SUPPLIED RECORDS:
--- begin ---

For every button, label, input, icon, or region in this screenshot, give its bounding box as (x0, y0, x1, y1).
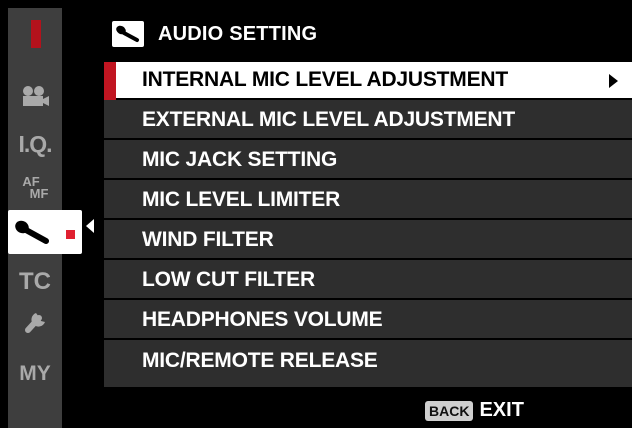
menu-item-internal-mic-level[interactable]: INTERNAL MIC LEVEL ADJUSTMENT (104, 62, 632, 100)
menu-item-label: MIC JACK SETTING (142, 148, 338, 171)
movie-camera-icon (23, 86, 49, 106)
tab-pointer-icon (86, 219, 94, 233)
tab-image-quality[interactable]: I.Q. (8, 124, 62, 164)
microphone-icon (15, 220, 49, 244)
microphone-icon (112, 21, 144, 47)
menu-item-mic-level-limiter[interactable]: MIC LEVEL LIMITER (104, 182, 632, 220)
menu-header: AUDIO SETTING (104, 8, 317, 60)
menu-item-label: INTERNAL MIC LEVEL ADJUSTMENT (142, 68, 508, 91)
back-key-badge[interactable]: BACK (425, 400, 474, 421)
menu-item-external-mic-level[interactable]: EXTERNAL MIC LEVEL ADJUSTMENT (104, 102, 632, 140)
menu-item-label: EXTERNAL MIC LEVEL ADJUSTMENT (142, 108, 516, 131)
tab-af-mf[interactable]: AF MF (8, 168, 62, 208)
audio-setting-menu-list: INTERNAL MIC LEVEL ADJUSTMENT EXTERNAL M… (104, 62, 632, 387)
tab-tc-label: TC (19, 268, 51, 295)
exit-label: EXIT (479, 399, 524, 421)
wrench-icon (25, 313, 45, 333)
menu-item-wind-filter[interactable]: WIND FILTER (104, 222, 632, 260)
menu-item-label: MIC LEVEL LIMITER (142, 188, 341, 211)
menu-item-label: HEADPHONES VOLUME (142, 308, 383, 331)
footer-hint: BACK EXIT (425, 399, 524, 422)
menu-item-headphones-volume[interactable]: HEADPHONES VOLUME (104, 302, 632, 340)
red-position-marker (31, 20, 41, 48)
tab-my-label: MY (19, 362, 51, 385)
tab-my-menu[interactable]: MY (8, 354, 62, 394)
menu-tab-column: I.Q. AF MF TC MY (8, 8, 82, 428)
active-tab-indicator (66, 230, 75, 239)
page-title: AUDIO SETTING (158, 22, 318, 45)
menu-item-low-cut-filter[interactable]: LOW CUT FILTER (104, 262, 632, 300)
tab-mf-label: MF (29, 186, 49, 201)
tab-movie[interactable] (8, 76, 62, 116)
tab-setup[interactable] (8, 302, 62, 342)
menu-item-mic-remote-release[interactable]: MIC/REMOTE RELEASE (104, 342, 632, 380)
menu-item-label: WIND FILTER (142, 228, 274, 251)
tab-iq-label: I.Q. (18, 130, 52, 157)
menu-item-label: LOW CUT FILTER (142, 268, 315, 291)
tab-timecode[interactable]: TC (8, 262, 62, 302)
camera-menu-screen: I.Q. AF MF TC MY AUDIO SETTING INTERNAL … (0, 0, 632, 428)
selection-bar (104, 62, 116, 100)
menu-item-mic-jack-setting[interactable]: MIC JACK SETTING (104, 142, 632, 180)
submenu-arrow-icon (609, 74, 618, 88)
menu-item-label: MIC/REMOTE RELEASE (142, 349, 378, 372)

--- end ---

SET EXERCISE: Render the lines above as a numbered list, skipping any blank lines and leaving out the picture.

RESPONSE TO THIS TASK:
1. For every button, label, input, icon, or region in this screenshot, give its bounding box as (x0, y0, x1, y1).
2. menu-item-internal-mic-level[interactable]: INTERNAL MIC LEVEL ADJUSTMENT (104, 62, 632, 100)
3. menu-item-label: MIC JACK SETTING (142, 148, 338, 171)
4. movie-camera-icon (23, 86, 49, 106)
5. tab-pointer-icon (86, 219, 94, 233)
6. tab-image-quality[interactable]: I.Q. (8, 124, 62, 164)
7. microphone-icon (15, 220, 49, 244)
8. microphone-icon (112, 21, 144, 47)
9. menu-item-mic-level-limiter[interactable]: MIC LEVEL LIMITER (104, 182, 632, 220)
10. menu-header: AUDIO SETTING (104, 8, 317, 60)
11. menu-item-label: INTERNAL MIC LEVEL ADJUSTMENT (142, 68, 508, 91)
12. back-key-badge[interactable]: BACK (425, 400, 474, 421)
13. menu-item-external-mic-level[interactable]: EXTERNAL MIC LEVEL ADJUSTMENT (104, 102, 632, 140)
14. menu-item-label: EXTERNAL MIC LEVEL ADJUSTMENT (142, 108, 516, 131)
15. tab-af-mf[interactable]: AF MF (8, 168, 62, 208)
16. audio-setting-menu-list: INTERNAL MIC LEVEL ADJUSTMENT EXTERNAL M… (104, 62, 632, 387)
17. tab-tc-label: TC (19, 268, 51, 295)
18. exit-label: EXIT (479, 399, 524, 421)
19. wrench-icon (25, 313, 45, 333)
20. menu-item-wind-filter[interactable]: WIND FILTER (104, 222, 632, 260)
21. menu-item-label: MIC LEVEL LIMITER (142, 188, 341, 211)
22. menu-item-label: HEADPHONES VOLUME (142, 308, 383, 331)
23. footer-hint: BACK EXIT (425, 399, 524, 422)
24. menu-item-headphones-volume[interactable]: HEADPHONES VOLUME (104, 302, 632, 340)
25. red-position-marker (31, 20, 41, 48)
26. tab-my-label: MY (19, 362, 51, 385)
27. tab-my-menu[interactable]: MY (8, 354, 62, 394)
28. menu-tab-column: I.Q. AF MF TC MY (8, 8, 82, 428)
29. active-tab-indicator (66, 230, 75, 239)
30. page-title: AUDIO SETTING (158, 22, 318, 45)
31. menu-item-low-cut-filter[interactable]: LOW CUT FILTER (104, 262, 632, 300)
32. tab-mf-label: MF (29, 186, 49, 201)
33. tab-movie[interactable] (8, 76, 62, 116)
34. tab-setup[interactable] (8, 302, 62, 342)
35. menu-item-mic-remote-release[interactable]: MIC/REMOTE RELEASE (104, 342, 632, 380)
36. menu-item-label: WIND FILTER (142, 228, 274, 251)
37. tab-iq-label: I.Q. (18, 130, 52, 157)
38. menu-item-label: LOW CUT FILTER (142, 268, 315, 291)
39. tab-timecode[interactable]: TC (8, 262, 62, 302)
40. camera-menu-screen: I.Q. AF MF TC MY AUDIO SETTING INTERNAL … (0, 0, 632, 428)
41. selection-bar (104, 62, 116, 100)
42. menu-item-mic-jack-setting[interactable]: MIC JACK SETTING (104, 142, 632, 180)
43. submenu-arrow-icon (609, 74, 618, 88)
44. menu-item-label: MIC/REMOTE RELEASE (142, 349, 378, 372)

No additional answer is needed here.